> _Do this_:
Skip the images. Copy the records exactly as written.

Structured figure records
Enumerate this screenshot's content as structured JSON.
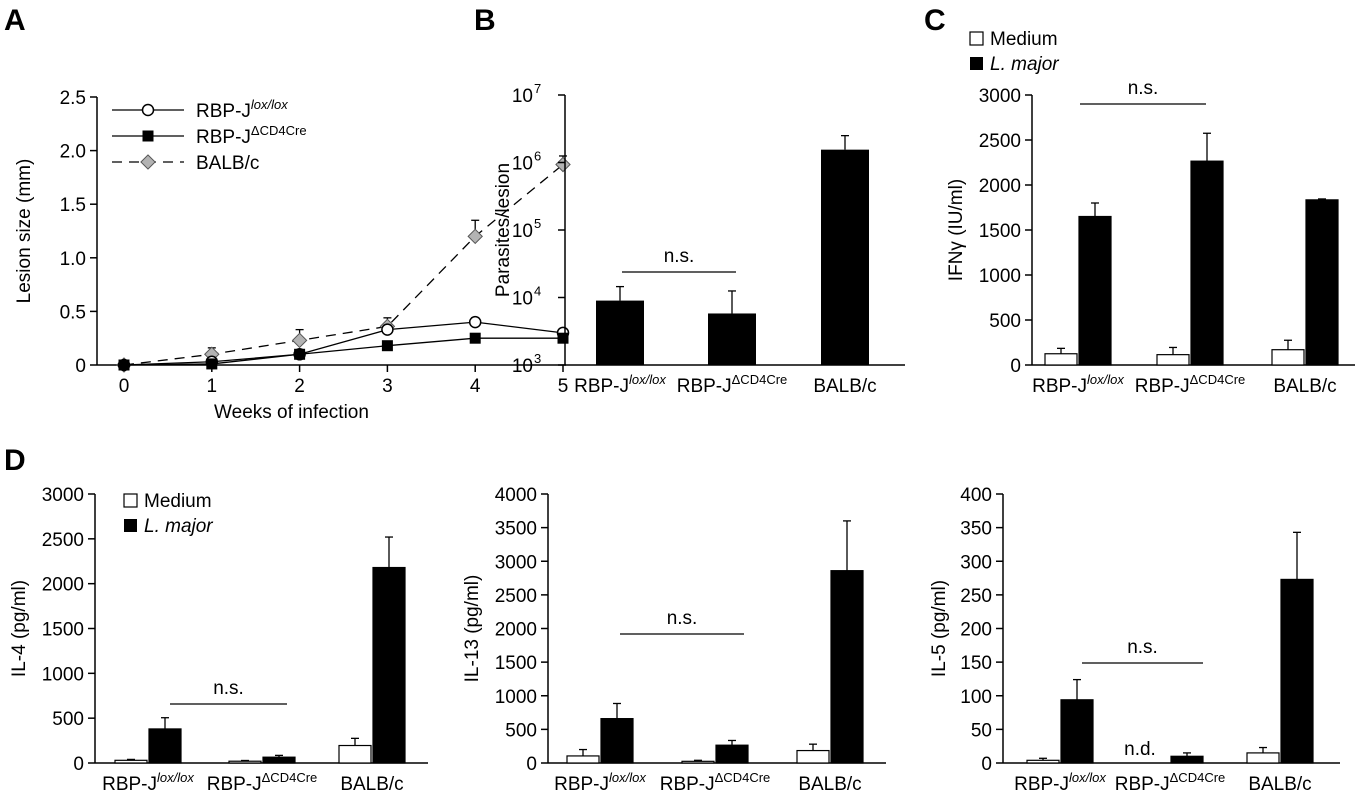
{
  "panels": {
    "A": "A",
    "B": "B",
    "C": "C",
    "D": "D"
  },
  "category_labels": [
    {
      "base": "RBP-J",
      "sup": "lox/lox",
      "italic_sup": true
    },
    {
      "base": "RBP-J",
      "sup": "ΔCD4Cre",
      "italic_sup": false
    },
    {
      "base": "BALB/c",
      "sup": "",
      "italic_sup": false
    }
  ],
  "legend_bars": {
    "medium": "Medium",
    "lmajor": "L. major"
  },
  "ns_label": "n.s.",
  "nd_label": "n.d.",
  "chart_data": [
    {
      "id": "A",
      "type": "line",
      "xlabel": "Weeks of infection",
      "ylabel": "Lesion size (mm)",
      "x": [
        0,
        1,
        2,
        3,
        4,
        5
      ],
      "xlim": [
        0,
        5
      ],
      "ylim": [
        0,
        2.5
      ],
      "yticks": [
        "0",
        "0.5",
        "1.0",
        "1.5",
        "2.0",
        "2.5"
      ],
      "yticks_values": [
        0,
        0.5,
        1.0,
        1.5,
        2.0,
        2.5
      ],
      "legend_position": "top-left",
      "series": [
        {
          "name": "RBP-J",
          "name_sup": "lox/lox",
          "marker": "open-circle",
          "line": "solid",
          "values": [
            0,
            0.03,
            0.1,
            0.33,
            0.4,
            0.3
          ],
          "errors": [
            0,
            0.02,
            0.02,
            0.04,
            0.04,
            0.03
          ]
        },
        {
          "name": "RBP-J",
          "name_sup": "ΔCD4Cre",
          "marker": "filled-square",
          "line": "solid",
          "values": [
            0,
            0.01,
            0.1,
            0.18,
            0.25,
            0.25
          ],
          "errors": [
            0,
            0.01,
            0.02,
            0.02,
            0.03,
            0.03
          ]
        },
        {
          "name": "BALB/c",
          "name_sup": "",
          "marker": "gray-diamond",
          "line": "dashed",
          "values": [
            0,
            0.1,
            0.23,
            0.36,
            1.2,
            1.87
          ],
          "errors": [
            0,
            0.06,
            0.1,
            0.08,
            0.15,
            0.08
          ]
        }
      ]
    },
    {
      "id": "B",
      "type": "bar",
      "scale": "log",
      "ylabel": "Parasites/lesion",
      "ylim": [
        1000,
        10000000
      ],
      "yticks_exponents": [
        "3",
        "4",
        "5",
        "6",
        "7"
      ],
      "values": [
        9000,
        5800,
        1550000
      ],
      "errors_upper": [
        14500,
        12500,
        2500000
      ],
      "ns_between": [
        0,
        1
      ]
    },
    {
      "id": "C",
      "type": "bar",
      "ylabel": "IFNγ (IU/ml)",
      "ylim": [
        0,
        3000
      ],
      "yticks": [
        "0",
        "500",
        "1000",
        "1500",
        "2000",
        "2500",
        "3000"
      ],
      "series": [
        {
          "name": "Medium",
          "values": [
            125,
            115,
            170
          ],
          "errors": [
            60,
            80,
            105
          ]
        },
        {
          "name": "L. major",
          "values": [
            1650,
            2265,
            1835
          ],
          "errors": [
            150,
            310,
            10
          ]
        }
      ],
      "legend_position": "top-left",
      "ns_between": [
        0,
        1
      ]
    },
    {
      "id": "D1",
      "type": "bar",
      "ylabel": "IL-4 (pg/ml)",
      "ylim": [
        0,
        3000
      ],
      "yticks": [
        "0",
        "500",
        "1000",
        "1500",
        "2000",
        "2500",
        "3000"
      ],
      "series": [
        {
          "name": "Medium",
          "values": [
            30,
            20,
            195
          ],
          "errors": [
            10,
            8,
            80
          ]
        },
        {
          "name": "L. major",
          "values": [
            380,
            65,
            2180
          ],
          "errors": [
            125,
            20,
            340
          ]
        }
      ],
      "legend_position": "top-left",
      "ns_between": [
        0,
        1
      ]
    },
    {
      "id": "D2",
      "type": "bar",
      "ylabel": "IL-13 (pg/ml)",
      "ylim": [
        0,
        4000
      ],
      "yticks": [
        "0",
        "500",
        "1000",
        "1500",
        "2000",
        "2500",
        "3000",
        "3500",
        "4000"
      ],
      "series": [
        {
          "name": "Medium",
          "values": [
            105,
            25,
            185
          ],
          "errors": [
            95,
            15,
            95
          ]
        },
        {
          "name": "L. major",
          "values": [
            660,
            265,
            2860
          ],
          "errors": [
            225,
            70,
            740
          ]
        }
      ],
      "ns_between": [
        0,
        1
      ]
    },
    {
      "id": "D3",
      "type": "bar",
      "ylabel": "IL-5 (pg/ml)",
      "ylim": [
        0,
        400
      ],
      "yticks": [
        "0",
        "50",
        "100",
        "150",
        "200",
        "250",
        "300",
        "350",
        "400"
      ],
      "series": [
        {
          "name": "Medium",
          "values": [
            4,
            null,
            15
          ],
          "errors": [
            3,
            null,
            8
          ]
        },
        {
          "name": "L. major",
          "values": [
            94,
            10,
            273
          ],
          "errors": [
            30,
            5,
            70
          ]
        }
      ],
      "nd_index": 1,
      "ns_between": [
        0,
        1
      ]
    }
  ]
}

> _Final result_:
Enumerate this screenshot's content as structured JSON.
{
  "panels": {
    "A": "A",
    "B": "B",
    "C": "C",
    "D": "D"
  },
  "category_labels": [
    {
      "base": "RBP-J",
      "sup": "lox/lox",
      "italic_sup": true
    },
    {
      "base": "RBP-J",
      "sup": "ΔCD4Cre",
      "italic_sup": false
    },
    {
      "base": "BALB/c",
      "sup": "",
      "italic_sup": false
    }
  ],
  "legend_bars": {
    "medium": "Medium",
    "lmajor": "L. major"
  },
  "ns_label": "n.s.",
  "nd_label": "n.d.",
  "chart_data": [
    {
      "id": "A",
      "type": "line",
      "xlabel": "Weeks of infection",
      "ylabel": "Lesion size (mm)",
      "x": [
        0,
        1,
        2,
        3,
        4,
        5
      ],
      "xlim": [
        0,
        5
      ],
      "ylim": [
        0,
        2.5
      ],
      "yticks": [
        "0",
        "0.5",
        "1.0",
        "1.5",
        "2.0",
        "2.5"
      ],
      "yticks_values": [
        0,
        0.5,
        1.0,
        1.5,
        2.0,
        2.5
      ],
      "legend_position": "top-left",
      "series": [
        {
          "name": "RBP-J",
          "name_sup": "lox/lox",
          "marker": "open-circle",
          "line": "solid",
          "values": [
            0,
            0.03,
            0.1,
            0.33,
            0.4,
            0.3
          ],
          "errors": [
            0,
            0.02,
            0.02,
            0.04,
            0.04,
            0.03
          ]
        },
        {
          "name": "RBP-J",
          "name_sup": "ΔCD4Cre",
          "marker": "filled-square",
          "line": "solid",
          "values": [
            0,
            0.01,
            0.1,
            0.18,
            0.25,
            0.25
          ],
          "errors": [
            0,
            0.01,
            0.02,
            0.02,
            0.03,
            0.03
          ]
        },
        {
          "name": "BALB/c",
          "name_sup": "",
          "marker": "gray-diamond",
          "line": "dashed",
          "values": [
            0,
            0.1,
            0.23,
            0.36,
            1.2,
            1.87
          ],
          "errors": [
            0,
            0.06,
            0.1,
            0.08,
            0.15,
            0.08
          ]
        }
      ]
    },
    {
      "id": "B",
      "type": "bar",
      "scale": "log",
      "ylabel": "Parasites/lesion",
      "ylim": [
        1000,
        10000000
      ],
      "yticks_exponents": [
        "3",
        "4",
        "5",
        "6",
        "7"
      ],
      "values": [
        9000,
        5800,
        1550000
      ],
      "errors_upper": [
        14500,
        12500,
        2500000
      ],
      "ns_between": [
        0,
        1
      ]
    },
    {
      "id": "C",
      "type": "bar",
      "ylabel": "IFNγ (IU/ml)",
      "ylim": [
        0,
        3000
      ],
      "yticks": [
        "0",
        "500",
        "1000",
        "1500",
        "2000",
        "2500",
        "3000"
      ],
      "series": [
        {
          "name": "Medium",
          "values": [
            125,
            115,
            170
          ],
          "errors": [
            60,
            80,
            105
          ]
        },
        {
          "name": "L. major",
          "values": [
            1650,
            2265,
            1835
          ],
          "errors": [
            150,
            310,
            10
          ]
        }
      ],
      "legend_position": "top-left",
      "ns_between": [
        0,
        1
      ]
    },
    {
      "id": "D1",
      "type": "bar",
      "ylabel": "IL-4 (pg/ml)",
      "ylim": [
        0,
        3000
      ],
      "yticks": [
        "0",
        "500",
        "1000",
        "1500",
        "2000",
        "2500",
        "3000"
      ],
      "series": [
        {
          "name": "Medium",
          "values": [
            30,
            20,
            195
          ],
          "errors": [
            10,
            8,
            80
          ]
        },
        {
          "name": "L. major",
          "values": [
            380,
            65,
            2180
          ],
          "errors": [
            125,
            20,
            340
          ]
        }
      ],
      "legend_position": "top-left",
      "ns_between": [
        0,
        1
      ]
    },
    {
      "id": "D2",
      "type": "bar",
      "ylabel": "IL-13 (pg/ml)",
      "ylim": [
        0,
        4000
      ],
      "yticks": [
        "0",
        "500",
        "1000",
        "1500",
        "2000",
        "2500",
        "3000",
        "3500",
        "4000"
      ],
      "series": [
        {
          "name": "Medium",
          "values": [
            105,
            25,
            185
          ],
          "errors": [
            95,
            15,
            95
          ]
        },
        {
          "name": "L. major",
          "values": [
            660,
            265,
            2860
          ],
          "errors": [
            225,
            70,
            740
          ]
        }
      ],
      "ns_between": [
        0,
        1
      ]
    },
    {
      "id": "D3",
      "type": "bar",
      "ylabel": "IL-5 (pg/ml)",
      "ylim": [
        0,
        400
      ],
      "yticks": [
        "0",
        "50",
        "100",
        "150",
        "200",
        "250",
        "300",
        "350",
        "400"
      ],
      "series": [
        {
          "name": "Medium",
          "values": [
            4,
            null,
            15
          ],
          "errors": [
            3,
            null,
            8
          ]
        },
        {
          "name": "L. major",
          "values": [
            94,
            10,
            273
          ],
          "errors": [
            30,
            5,
            70
          ]
        }
      ],
      "nd_index": 1,
      "ns_between": [
        0,
        1
      ]
    }
  ]
}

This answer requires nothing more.